• TASK DESCRIPTION:
Copy exactly the lines of the records below, starting at the line that contains "Output a JSON" and continuing through the last line, both included; omit any pictures.

[BEGIN DATASET RECORDS]

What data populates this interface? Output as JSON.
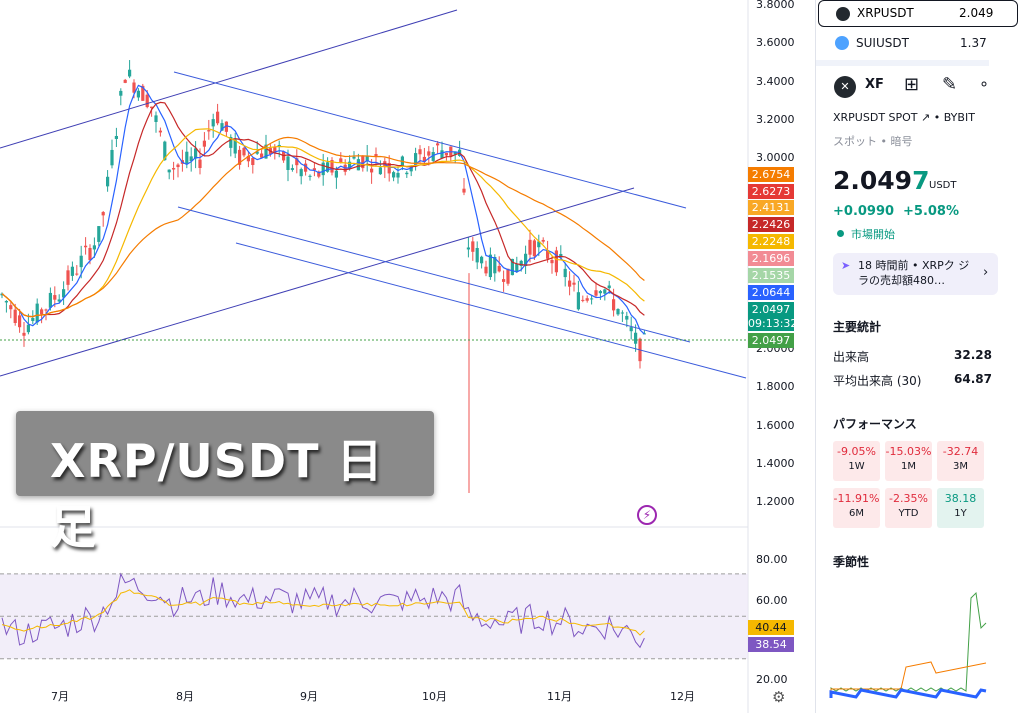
{
  "chart": {
    "overlay_title": "XRP/USDT 日 足",
    "price_axis": [
      "3.8000",
      "3.6000",
      "3.4000",
      "3.2000",
      "3.0000",
      "2.0000",
      "1.8000",
      "1.6000",
      "1.4000",
      "1.2000"
    ],
    "rsi_axis": [
      "80.00",
      "60.00",
      "20.00"
    ],
    "months": [
      "7月",
      "8月",
      "9月",
      "10月",
      "11月",
      "12月"
    ],
    "price_tags": [
      {
        "text": "2.6754",
        "color": "#f57c00"
      },
      {
        "text": "2.6273",
        "color": "#e53935"
      },
      {
        "text": "2.4131",
        "color": "#f9a825"
      },
      {
        "text": "2.2426",
        "color": "#c62828"
      },
      {
        "text": "2.2248",
        "color": "#f5b800"
      },
      {
        "text": "2.1696",
        "color": "#f28b94"
      },
      {
        "text": "2.1535",
        "color": "#a5d6a7"
      },
      {
        "text": "2.0644",
        "color": "#2962ff"
      },
      {
        "text": "2.0497",
        "color": "#089981"
      },
      {
        "text": "09:13:32",
        "color": "#089981"
      },
      {
        "text": "2.0497",
        "color": "#43a047"
      }
    ],
    "rsi_tags": [
      {
        "text": "40.44",
        "color": "#f5b800"
      },
      {
        "text": "38.54",
        "color": "#7e57c2"
      }
    ]
  },
  "watchlist": [
    {
      "symbol": "XRPUSDT",
      "price": "2.049"
    },
    {
      "symbol": "SUIUSDT",
      "price": "1.37"
    }
  ],
  "details": {
    "symbol_short": "XF",
    "exchange_line": "XRPUSDT SPOT",
    "exchange": "BYBIT",
    "category": "スポット • 暗号",
    "price_main": "2.049",
    "price_last_digit": "7",
    "currency": "USDT",
    "change_abs": "+0.0990",
    "change_pct": "+5.08%",
    "market_status": "市場開始",
    "news": "18 時間前 • XRPク ジラの売却額480…",
    "key_stats_title": "主要統計",
    "volume_label": "出来高",
    "volume_value": "32.28",
    "avg_volume_label": "平均出来高 (30)",
    "avg_volume_value": "64.87",
    "performance_title": "パフォーマンス",
    "performance": [
      {
        "value": "-9.05%",
        "period": "1W",
        "tone": "neg"
      },
      {
        "value": "-15.03%",
        "period": "1M",
        "tone": "neg"
      },
      {
        "value": "-32.74",
        "period": "3M",
        "tone": "neg"
      },
      {
        "value": "-11.91%",
        "period": "6M",
        "tone": "neg"
      },
      {
        "value": "-2.35%",
        "period": "YTD",
        "tone": "neg"
      },
      {
        "value": "38.18",
        "period": "1Y",
        "tone": "pos"
      }
    ],
    "seasonality_title": "季節性"
  }
}
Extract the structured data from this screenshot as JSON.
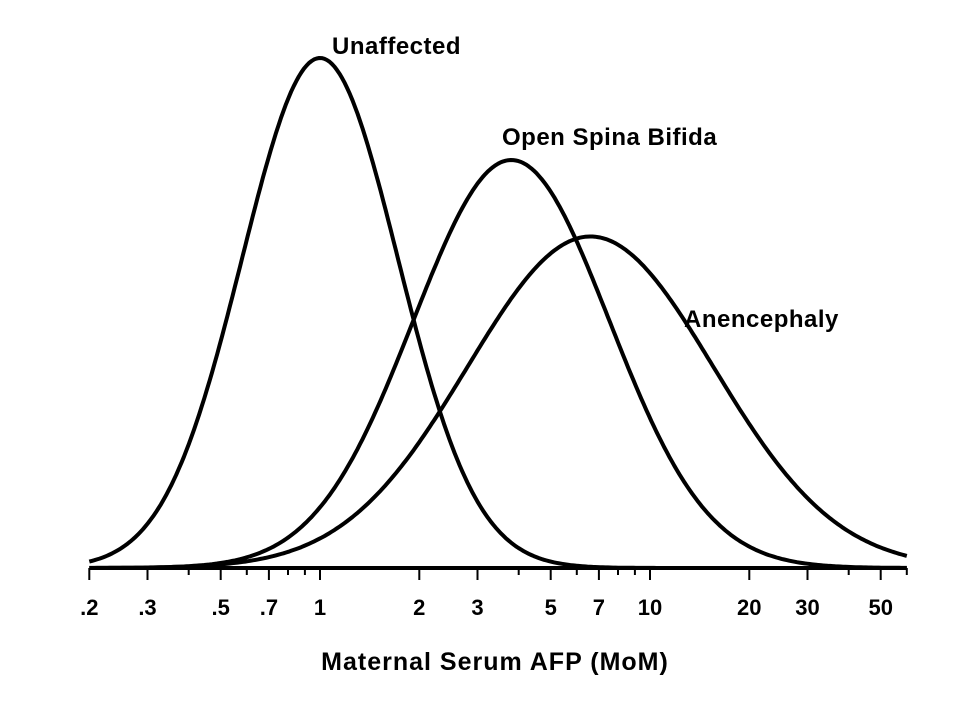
{
  "chart_data": {
    "type": "line",
    "title": "",
    "xlabel": "Maternal Serum AFP (MoM)",
    "ylabel": "",
    "x_scale": "log",
    "xlim": [
      0.2,
      60
    ],
    "x_ticks": [
      0.2,
      0.3,
      0.5,
      0.7,
      1,
      2,
      3,
      5,
      7,
      10,
      20,
      30,
      50
    ],
    "x_tick_labels": [
      ".2",
      ".3",
      ".5",
      ".7",
      "1",
      "2",
      "3",
      "5",
      "7",
      "10",
      "20",
      "30",
      "50"
    ],
    "y_axis_shown": false,
    "grid": false,
    "legend": "none (curves labelled directly)",
    "series": [
      {
        "name": "Unaffected",
        "distribution": "log-normal",
        "median": 1.0,
        "relative_peak_height": 1.0
      },
      {
        "name": "Open Spina Bifida",
        "distribution": "log-normal",
        "median": 3.8,
        "relative_peak_height": 0.8
      },
      {
        "name": "Anencephaly",
        "distribution": "log-normal",
        "median": 6.6,
        "relative_peak_height": 0.65
      }
    ]
  }
}
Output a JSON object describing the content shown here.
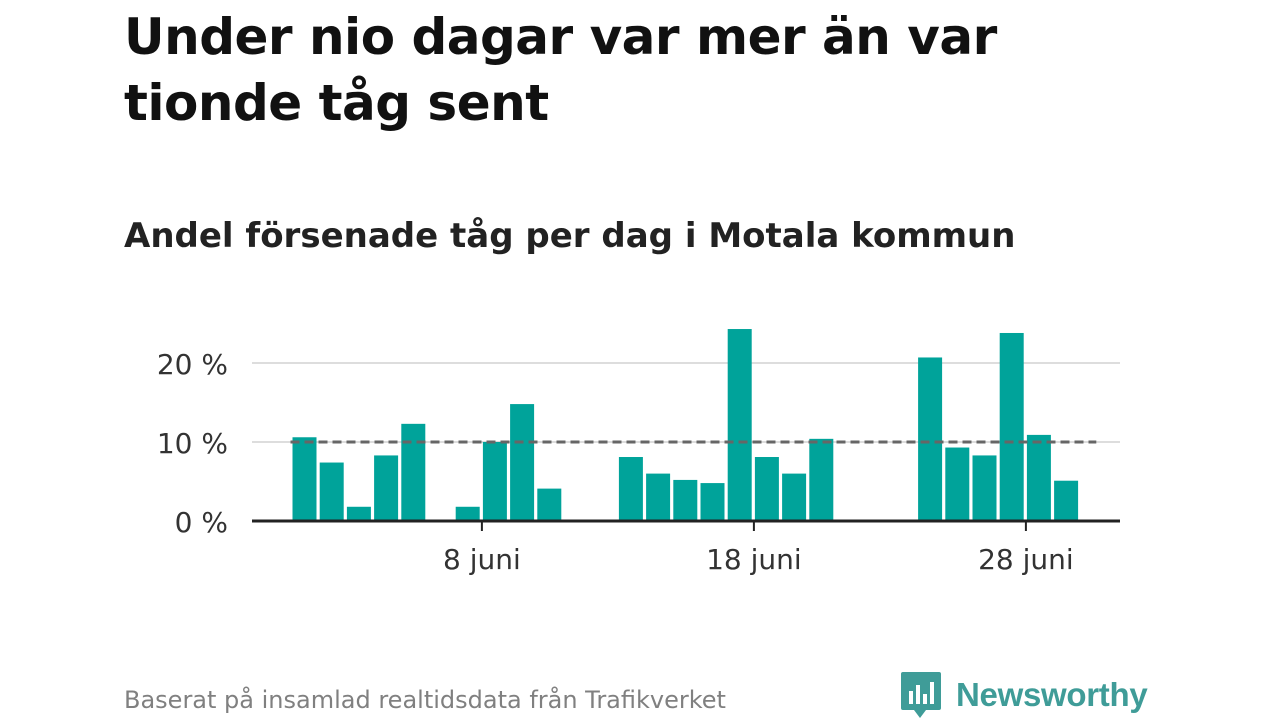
{
  "title": "Under nio dagar var mer än var tionde tåg sent",
  "subtitle": "Andel försenade tåg per dag i Motala kommun",
  "source": "Baserat på insamlad realtidsdata från Trafikverket",
  "logo_text": "Newsworthy",
  "colors": {
    "bar": "#00a39a",
    "reference": "#666666",
    "grid": "#dddddd",
    "axis": "#222222",
    "logo": "#3f9c98"
  },
  "chart_data": {
    "type": "bar",
    "x_unit": "day of June",
    "x_range": [
      0.5,
      31.5
    ],
    "ylim": [
      0,
      26
    ],
    "y_ticks": [
      0,
      10,
      20
    ],
    "y_tick_labels": [
      "0 %",
      "10 %",
      "20 %"
    ],
    "x_ticks": [
      8,
      18,
      28
    ],
    "x_tick_labels": [
      "8 juni",
      "18 juni",
      "28 juni"
    ],
    "reference_line": {
      "value": 10,
      "style": "dashed",
      "from_day": 1,
      "to_day": 30
    },
    "grid": "horizontal",
    "days": [
      1,
      2,
      3,
      4,
      5,
      7,
      8,
      9,
      10,
      13,
      14,
      15,
      16,
      17,
      18,
      19,
      20,
      24,
      25,
      26,
      27,
      28,
      29
    ],
    "values": [
      10.6,
      7.4,
      1.8,
      8.3,
      12.3,
      1.8,
      10.0,
      14.8,
      4.1,
      8.1,
      6.0,
      5.2,
      4.8,
      24.3,
      8.1,
      6.0,
      10.4,
      20.7,
      9.3,
      8.3,
      23.8,
      10.9,
      5.1
    ]
  }
}
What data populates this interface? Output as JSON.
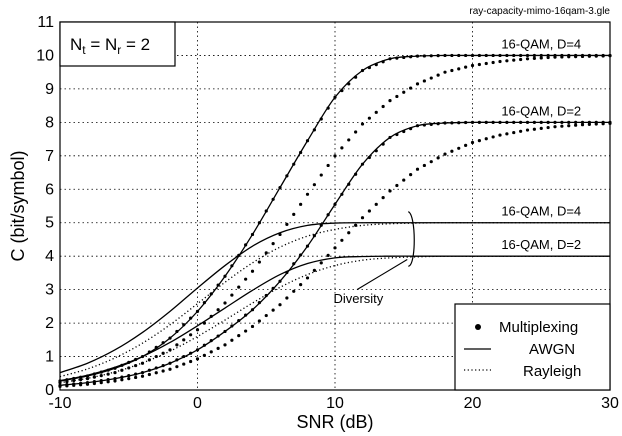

[END DATASET RECORDS]

• EXPECTED ANSWER:
Output a JSON object describing the content shown here.
{
  "title": "Under nio dagar var mer än var tionde tåg sent",
  "subtitle": "Andel försenade tåg per dag i Motala kommun",
  "source": "Baserat på insamlad realtidsdata från Trafikverket",
  "logo_text": "Newsworthy",
  "colors": {
    "bar": "#00a39a",
    "reference": "#666666",
    "grid": "#dddddd",
    "axis": "#222222",
    "logo": "#3f9c98"
  },
  "chart_data": {
    "type": "bar",
    "x_unit": "day of June",
    "x_range": [
      0.5,
      31.5
    ],
    "ylim": [
      0,
      26
    ],
    "y_ticks": [
      0,
      10,
      20
    ],
    "y_tick_labels": [
      "0 %",
      "10 %",
      "20 %"
    ],
    "x_ticks": [
      8,
      18,
      28
    ],
    "x_tick_labels": [
      "8 juni",
      "18 juni",
      "28 juni"
    ],
    "reference_line": {
      "value": 10,
      "style": "dashed",
      "from_day": 1,
      "to_day": 30
    },
    "grid": "horizontal",
    "days": [
      1,
      2,
      3,
      4,
      5,
      7,
      8,
      9,
      10,
      13,
      14,
      15,
      16,
      17,
      18,
      19,
      20,
      24,
      25,
      26,
      27,
      28,
      29
    ],
    "values": [
      10.6,
      7.4,
      1.8,
      8.3,
      12.3,
      1.8,
      10.0,
      14.8,
      4.1,
      8.1,
      6.0,
      5.2,
      4.8,
      24.3,
      8.1,
      6.0,
      10.4,
      20.7,
      9.3,
      8.3,
      23.8,
      10.9,
      5.1
    ]
  }
}
What data populates this interface? Output as JSON.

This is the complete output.